◆ Input

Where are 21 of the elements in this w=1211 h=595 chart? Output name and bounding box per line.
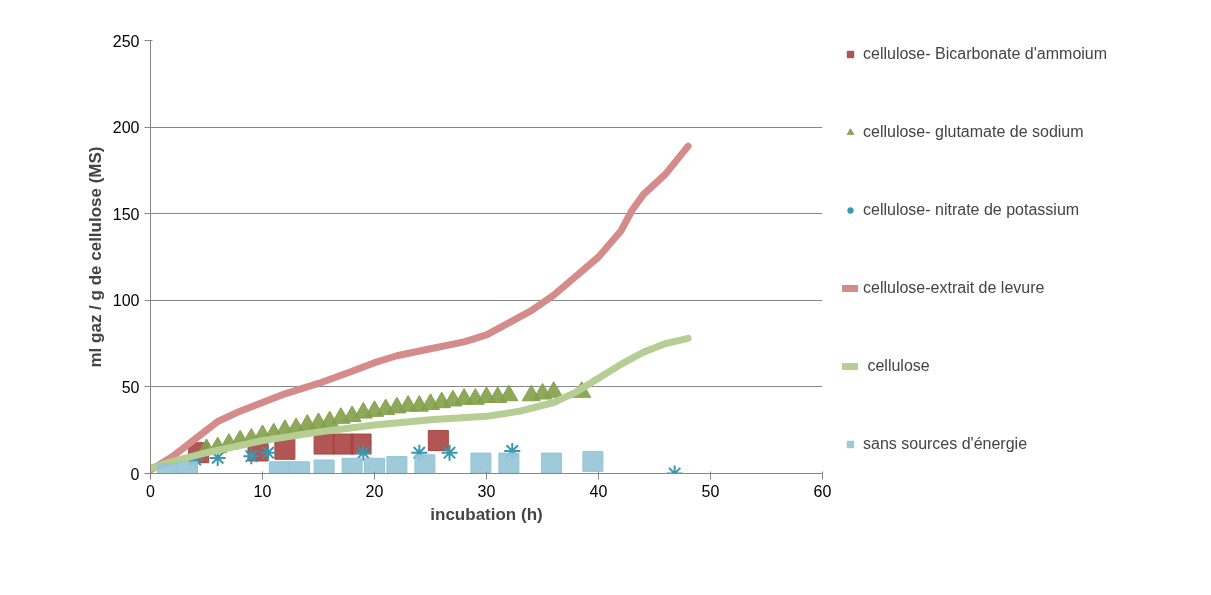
y-tick-label: 250 bbox=[112, 32, 140, 50]
y-tick-label: 200 bbox=[112, 119, 140, 137]
y-tick-label: 100 bbox=[112, 292, 140, 310]
y-tick-label: 150 bbox=[112, 205, 140, 223]
x-axis-title: incubation (h) bbox=[430, 504, 543, 524]
x-tick-label: 60 bbox=[813, 482, 832, 500]
x-tick-label: 50 bbox=[701, 482, 720, 500]
x-tick-label: 30 bbox=[477, 482, 496, 500]
x-tick-label: 20 bbox=[365, 482, 384, 500]
legend-label: cellulose- glutamate de sodium bbox=[863, 123, 1084, 141]
x-tick-label: 10 bbox=[253, 482, 272, 500]
y-axis-title: ml gaz / g de cellulose (MS) bbox=[85, 146, 105, 368]
legend-label: cellulose- nitrate de potassium bbox=[863, 201, 1080, 219]
y-tick-label: 0 bbox=[130, 465, 140, 483]
legend-label: sans sources d'énergie bbox=[863, 435, 1028, 453]
y-tick-label: 50 bbox=[121, 378, 140, 396]
legend-label: cellulose- Bicarbonate d'ammoium bbox=[863, 45, 1108, 63]
legend-label: cellulose bbox=[866, 357, 930, 375]
legend-label: cellulose-extrait de levure bbox=[863, 279, 1045, 297]
x-tick-label: 40 bbox=[589, 482, 608, 500]
x-tick-label: 0 bbox=[146, 482, 156, 500]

◆ Short problem
Reproduce the entire listing above verbatim, line by line, omitting the picture.

◆ Worked answer
Where are 21 of the elements in this w=1211 h=595 chart? Output name and bounding box per line.
y-tick-label: 250 bbox=[112, 32, 140, 50]
y-tick-label: 200 bbox=[112, 119, 140, 137]
y-tick-label: 100 bbox=[112, 292, 140, 310]
y-tick-label: 150 bbox=[112, 205, 140, 223]
x-axis-title: incubation (h) bbox=[430, 504, 543, 524]
x-tick-label: 60 bbox=[813, 482, 832, 500]
x-tick-label: 50 bbox=[701, 482, 720, 500]
x-tick-label: 30 bbox=[477, 482, 496, 500]
x-tick-label: 20 bbox=[365, 482, 384, 500]
legend-label: cellulose- glutamate de sodium bbox=[863, 123, 1084, 141]
x-tick-label: 10 bbox=[253, 482, 272, 500]
y-axis-title: ml gaz / g de cellulose (MS) bbox=[85, 146, 105, 368]
legend-label: cellulose- nitrate de potassium bbox=[863, 201, 1080, 219]
y-tick-label: 0 bbox=[130, 465, 140, 483]
legend-label: sans sources d'énergie bbox=[863, 435, 1028, 453]
y-tick-label: 50 bbox=[121, 378, 140, 396]
legend-label: cellulose- Bicarbonate d'ammoium bbox=[863, 45, 1108, 63]
legend-label: cellulose bbox=[866, 357, 930, 375]
legend-label: cellulose-extrait de levure bbox=[863, 279, 1045, 297]
x-tick-label: 40 bbox=[589, 482, 608, 500]
x-tick-label: 0 bbox=[146, 482, 156, 500]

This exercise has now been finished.